[Stored items from a collection]
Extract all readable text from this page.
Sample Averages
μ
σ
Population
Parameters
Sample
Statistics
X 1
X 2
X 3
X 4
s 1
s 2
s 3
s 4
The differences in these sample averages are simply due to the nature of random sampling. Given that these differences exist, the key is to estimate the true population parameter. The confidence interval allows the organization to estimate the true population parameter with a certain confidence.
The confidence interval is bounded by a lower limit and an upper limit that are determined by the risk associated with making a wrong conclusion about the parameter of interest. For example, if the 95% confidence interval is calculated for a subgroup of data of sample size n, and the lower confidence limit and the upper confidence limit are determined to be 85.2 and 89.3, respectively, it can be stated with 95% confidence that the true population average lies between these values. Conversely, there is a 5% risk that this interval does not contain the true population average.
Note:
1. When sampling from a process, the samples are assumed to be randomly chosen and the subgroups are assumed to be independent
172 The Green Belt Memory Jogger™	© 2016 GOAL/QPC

What you should do
Word for word, quote all of the data above.

Exercise result
Extract all readable text from this page.
Sample Averages
μ
σ
Population
Parameters
Sample
Statistics
X 1
X 2
X 3
X 4
s 1
s 2
s 3
s 4
The differences in these sample averages are simply due to the nature of random sampling. Given that these differences exist, the key is to estimate the true population parameter. The confidence interval allows the organization to estimate the true population parameter with a certain confidence.
The confidence interval is bounded by a lower limit and an upper limit that are determined by the risk associated with making a wrong conclusion about the parameter of interest. For example, if the 95% confidence interval is calculated for a subgroup of data of sample size n, and the lower confidence limit and the upper confidence limit are determined to be 85.2 and 89.3, respectively, it can be stated with 95% confidence that the true population average lies between these values. Conversely, there is a 5% risk that this interval does not contain the true population average.
Note:
1. When sampling from a process, the samples are assumed to be randomly chosen and the subgroups are assumed to be independent
172 The Green Belt Memory Jogger™	© 2016 GOAL/QPC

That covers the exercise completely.